-- start Material provided --
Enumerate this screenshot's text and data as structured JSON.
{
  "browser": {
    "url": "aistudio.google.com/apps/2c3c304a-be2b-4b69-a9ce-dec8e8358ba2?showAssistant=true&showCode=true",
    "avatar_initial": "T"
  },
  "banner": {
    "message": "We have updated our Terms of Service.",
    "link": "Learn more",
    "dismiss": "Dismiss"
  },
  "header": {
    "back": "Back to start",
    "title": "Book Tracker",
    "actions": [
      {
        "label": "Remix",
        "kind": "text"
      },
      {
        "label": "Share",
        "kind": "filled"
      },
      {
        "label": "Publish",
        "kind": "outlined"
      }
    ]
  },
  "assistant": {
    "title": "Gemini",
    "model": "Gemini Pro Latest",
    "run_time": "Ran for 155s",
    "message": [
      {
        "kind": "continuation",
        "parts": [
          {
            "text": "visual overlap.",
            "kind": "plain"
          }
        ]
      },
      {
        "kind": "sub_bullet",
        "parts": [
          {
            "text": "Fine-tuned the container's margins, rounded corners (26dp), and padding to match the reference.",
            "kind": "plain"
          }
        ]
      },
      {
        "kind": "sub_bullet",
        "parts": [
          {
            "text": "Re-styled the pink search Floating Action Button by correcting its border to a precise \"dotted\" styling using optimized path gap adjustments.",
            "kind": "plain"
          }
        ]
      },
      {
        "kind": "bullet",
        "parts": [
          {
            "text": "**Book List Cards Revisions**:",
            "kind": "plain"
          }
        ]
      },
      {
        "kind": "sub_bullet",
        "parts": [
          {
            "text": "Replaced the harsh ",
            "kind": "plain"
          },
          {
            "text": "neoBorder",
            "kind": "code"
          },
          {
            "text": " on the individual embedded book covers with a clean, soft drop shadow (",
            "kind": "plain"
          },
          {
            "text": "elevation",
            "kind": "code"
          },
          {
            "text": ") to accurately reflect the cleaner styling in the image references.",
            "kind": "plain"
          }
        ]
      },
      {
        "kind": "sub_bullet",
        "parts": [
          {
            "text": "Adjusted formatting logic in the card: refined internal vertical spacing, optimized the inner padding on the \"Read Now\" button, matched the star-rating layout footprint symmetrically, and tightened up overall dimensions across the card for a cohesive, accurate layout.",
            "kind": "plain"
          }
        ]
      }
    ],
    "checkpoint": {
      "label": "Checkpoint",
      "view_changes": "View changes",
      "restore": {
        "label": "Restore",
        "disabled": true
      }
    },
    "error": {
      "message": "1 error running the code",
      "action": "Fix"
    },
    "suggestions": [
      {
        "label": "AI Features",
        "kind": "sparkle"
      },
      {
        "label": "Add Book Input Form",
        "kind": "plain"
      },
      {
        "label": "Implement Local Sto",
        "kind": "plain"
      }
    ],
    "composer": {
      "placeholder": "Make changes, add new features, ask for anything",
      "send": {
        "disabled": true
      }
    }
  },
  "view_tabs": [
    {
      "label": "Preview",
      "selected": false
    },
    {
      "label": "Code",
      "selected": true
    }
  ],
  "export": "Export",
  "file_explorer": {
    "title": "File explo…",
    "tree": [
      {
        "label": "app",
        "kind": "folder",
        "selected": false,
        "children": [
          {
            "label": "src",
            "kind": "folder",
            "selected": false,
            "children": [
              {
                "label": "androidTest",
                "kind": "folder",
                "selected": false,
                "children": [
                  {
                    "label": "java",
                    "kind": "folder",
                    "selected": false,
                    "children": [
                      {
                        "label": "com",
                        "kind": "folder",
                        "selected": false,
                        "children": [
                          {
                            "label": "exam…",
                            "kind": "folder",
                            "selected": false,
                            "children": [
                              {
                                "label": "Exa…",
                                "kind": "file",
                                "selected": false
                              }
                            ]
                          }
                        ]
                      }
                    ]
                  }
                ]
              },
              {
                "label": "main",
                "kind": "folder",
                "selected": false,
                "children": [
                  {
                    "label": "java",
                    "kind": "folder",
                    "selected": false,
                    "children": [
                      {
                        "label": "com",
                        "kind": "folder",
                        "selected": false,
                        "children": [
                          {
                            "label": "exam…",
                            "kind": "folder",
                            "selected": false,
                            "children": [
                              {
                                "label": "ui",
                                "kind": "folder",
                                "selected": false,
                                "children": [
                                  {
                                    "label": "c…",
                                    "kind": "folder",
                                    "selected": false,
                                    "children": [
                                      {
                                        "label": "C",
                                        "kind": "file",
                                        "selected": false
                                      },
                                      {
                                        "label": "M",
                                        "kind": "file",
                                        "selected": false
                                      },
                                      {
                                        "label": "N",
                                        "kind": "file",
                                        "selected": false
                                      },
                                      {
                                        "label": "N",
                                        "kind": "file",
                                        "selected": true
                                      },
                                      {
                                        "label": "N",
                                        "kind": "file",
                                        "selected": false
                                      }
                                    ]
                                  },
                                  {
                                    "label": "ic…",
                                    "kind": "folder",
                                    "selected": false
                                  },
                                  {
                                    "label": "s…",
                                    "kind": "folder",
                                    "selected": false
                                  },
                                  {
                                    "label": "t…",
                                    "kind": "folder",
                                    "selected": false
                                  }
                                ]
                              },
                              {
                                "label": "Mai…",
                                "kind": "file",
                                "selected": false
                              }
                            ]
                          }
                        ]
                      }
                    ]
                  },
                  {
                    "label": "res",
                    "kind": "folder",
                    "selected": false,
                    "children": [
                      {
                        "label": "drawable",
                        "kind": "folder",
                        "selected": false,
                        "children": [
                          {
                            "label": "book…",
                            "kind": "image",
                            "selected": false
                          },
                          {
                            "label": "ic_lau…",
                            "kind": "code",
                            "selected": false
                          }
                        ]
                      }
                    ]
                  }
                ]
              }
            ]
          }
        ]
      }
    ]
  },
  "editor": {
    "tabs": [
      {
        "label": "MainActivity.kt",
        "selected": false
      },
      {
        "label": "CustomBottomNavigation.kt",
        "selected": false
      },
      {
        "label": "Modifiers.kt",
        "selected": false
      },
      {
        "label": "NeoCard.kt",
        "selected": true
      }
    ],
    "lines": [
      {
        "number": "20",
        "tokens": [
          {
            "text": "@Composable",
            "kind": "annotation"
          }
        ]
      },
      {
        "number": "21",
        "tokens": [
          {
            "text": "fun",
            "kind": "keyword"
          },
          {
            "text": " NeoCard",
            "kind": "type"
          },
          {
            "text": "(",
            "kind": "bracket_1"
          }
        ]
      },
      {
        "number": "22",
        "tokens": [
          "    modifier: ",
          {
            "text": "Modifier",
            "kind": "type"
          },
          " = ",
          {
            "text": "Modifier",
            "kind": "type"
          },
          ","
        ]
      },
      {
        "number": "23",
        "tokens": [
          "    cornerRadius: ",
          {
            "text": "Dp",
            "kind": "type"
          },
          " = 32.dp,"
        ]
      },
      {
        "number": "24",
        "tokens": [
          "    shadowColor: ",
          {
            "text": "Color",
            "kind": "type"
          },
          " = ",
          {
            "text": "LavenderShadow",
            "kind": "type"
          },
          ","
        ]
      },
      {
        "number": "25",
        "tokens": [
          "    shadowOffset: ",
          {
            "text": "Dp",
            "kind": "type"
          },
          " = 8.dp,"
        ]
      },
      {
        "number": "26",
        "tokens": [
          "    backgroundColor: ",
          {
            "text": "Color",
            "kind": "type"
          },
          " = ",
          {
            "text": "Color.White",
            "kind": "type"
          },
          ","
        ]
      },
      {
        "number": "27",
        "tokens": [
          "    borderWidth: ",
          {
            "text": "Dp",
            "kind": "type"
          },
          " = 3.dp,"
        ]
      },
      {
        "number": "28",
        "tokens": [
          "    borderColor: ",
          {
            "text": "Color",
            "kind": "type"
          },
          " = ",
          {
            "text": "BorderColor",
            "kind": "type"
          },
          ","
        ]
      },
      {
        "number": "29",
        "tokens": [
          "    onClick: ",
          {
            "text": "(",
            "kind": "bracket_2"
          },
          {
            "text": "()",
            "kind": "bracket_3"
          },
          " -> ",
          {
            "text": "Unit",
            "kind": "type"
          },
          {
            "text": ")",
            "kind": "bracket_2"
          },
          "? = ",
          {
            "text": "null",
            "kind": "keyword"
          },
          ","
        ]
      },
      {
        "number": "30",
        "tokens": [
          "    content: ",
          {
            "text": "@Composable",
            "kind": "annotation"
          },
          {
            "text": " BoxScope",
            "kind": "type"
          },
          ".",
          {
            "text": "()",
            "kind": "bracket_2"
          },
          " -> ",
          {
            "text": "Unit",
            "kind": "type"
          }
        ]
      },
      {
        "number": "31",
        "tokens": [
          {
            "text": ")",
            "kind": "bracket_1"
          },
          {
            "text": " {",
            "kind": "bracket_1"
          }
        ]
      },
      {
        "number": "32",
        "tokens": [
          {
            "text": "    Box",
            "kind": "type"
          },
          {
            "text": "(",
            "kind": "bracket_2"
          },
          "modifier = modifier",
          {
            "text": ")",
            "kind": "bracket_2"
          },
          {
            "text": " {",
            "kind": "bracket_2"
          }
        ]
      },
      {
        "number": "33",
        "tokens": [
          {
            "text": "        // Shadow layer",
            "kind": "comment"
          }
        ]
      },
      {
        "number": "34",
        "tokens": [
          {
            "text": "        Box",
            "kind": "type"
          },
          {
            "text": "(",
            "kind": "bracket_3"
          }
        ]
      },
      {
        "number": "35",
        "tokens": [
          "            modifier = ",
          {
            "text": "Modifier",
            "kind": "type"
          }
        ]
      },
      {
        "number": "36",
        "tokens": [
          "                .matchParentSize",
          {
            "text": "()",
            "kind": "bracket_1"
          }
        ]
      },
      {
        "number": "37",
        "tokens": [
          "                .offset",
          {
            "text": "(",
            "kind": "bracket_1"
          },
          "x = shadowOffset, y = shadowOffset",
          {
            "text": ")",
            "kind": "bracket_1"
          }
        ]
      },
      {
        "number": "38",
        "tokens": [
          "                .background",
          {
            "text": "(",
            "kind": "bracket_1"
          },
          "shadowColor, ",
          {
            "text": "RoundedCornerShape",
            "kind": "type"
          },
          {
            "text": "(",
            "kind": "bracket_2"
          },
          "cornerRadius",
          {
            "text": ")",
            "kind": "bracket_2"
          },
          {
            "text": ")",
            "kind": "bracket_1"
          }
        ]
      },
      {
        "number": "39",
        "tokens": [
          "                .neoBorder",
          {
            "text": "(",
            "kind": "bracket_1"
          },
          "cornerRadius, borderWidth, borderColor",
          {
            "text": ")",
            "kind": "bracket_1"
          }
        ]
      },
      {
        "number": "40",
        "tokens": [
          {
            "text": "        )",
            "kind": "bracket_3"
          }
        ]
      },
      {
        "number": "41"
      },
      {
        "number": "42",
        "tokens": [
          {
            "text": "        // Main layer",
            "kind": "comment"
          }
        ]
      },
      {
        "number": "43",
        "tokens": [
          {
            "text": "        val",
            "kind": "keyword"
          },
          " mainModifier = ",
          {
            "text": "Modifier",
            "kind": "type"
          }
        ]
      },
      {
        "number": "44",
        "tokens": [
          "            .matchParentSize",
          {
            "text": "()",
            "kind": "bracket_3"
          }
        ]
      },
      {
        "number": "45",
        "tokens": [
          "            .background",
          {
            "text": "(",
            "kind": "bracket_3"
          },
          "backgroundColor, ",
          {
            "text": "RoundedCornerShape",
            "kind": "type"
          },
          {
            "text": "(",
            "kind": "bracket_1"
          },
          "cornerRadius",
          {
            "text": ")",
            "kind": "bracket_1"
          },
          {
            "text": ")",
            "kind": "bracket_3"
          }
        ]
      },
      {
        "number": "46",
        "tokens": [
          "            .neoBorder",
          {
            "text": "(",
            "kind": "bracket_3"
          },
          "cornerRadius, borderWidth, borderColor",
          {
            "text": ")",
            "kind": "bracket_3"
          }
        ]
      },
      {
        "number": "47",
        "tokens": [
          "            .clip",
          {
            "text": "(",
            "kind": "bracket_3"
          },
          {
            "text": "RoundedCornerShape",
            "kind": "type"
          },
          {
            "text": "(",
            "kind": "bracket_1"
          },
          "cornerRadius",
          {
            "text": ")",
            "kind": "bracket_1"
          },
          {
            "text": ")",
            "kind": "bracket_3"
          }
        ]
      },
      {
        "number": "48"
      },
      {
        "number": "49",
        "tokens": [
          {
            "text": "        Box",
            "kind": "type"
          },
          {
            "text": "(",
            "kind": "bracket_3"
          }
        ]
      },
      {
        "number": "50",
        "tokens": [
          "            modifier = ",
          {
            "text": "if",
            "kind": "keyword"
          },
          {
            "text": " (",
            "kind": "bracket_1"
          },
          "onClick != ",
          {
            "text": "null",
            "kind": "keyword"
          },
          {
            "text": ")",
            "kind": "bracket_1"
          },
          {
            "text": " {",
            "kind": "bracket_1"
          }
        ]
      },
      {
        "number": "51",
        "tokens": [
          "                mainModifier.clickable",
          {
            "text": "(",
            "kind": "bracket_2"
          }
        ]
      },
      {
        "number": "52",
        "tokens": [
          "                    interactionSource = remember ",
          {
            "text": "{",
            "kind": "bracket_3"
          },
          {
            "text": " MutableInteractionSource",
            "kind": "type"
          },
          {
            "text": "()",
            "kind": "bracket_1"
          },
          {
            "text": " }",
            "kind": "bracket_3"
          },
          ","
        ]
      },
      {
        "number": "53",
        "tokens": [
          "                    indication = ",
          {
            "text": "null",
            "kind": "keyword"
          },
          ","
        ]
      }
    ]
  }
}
-- end Material provided --
• _Task instructions_
Check each line above for the string "error", then copy the ones that have it.

• _Task solution_
    "error": {
      "message": "1 error running the code",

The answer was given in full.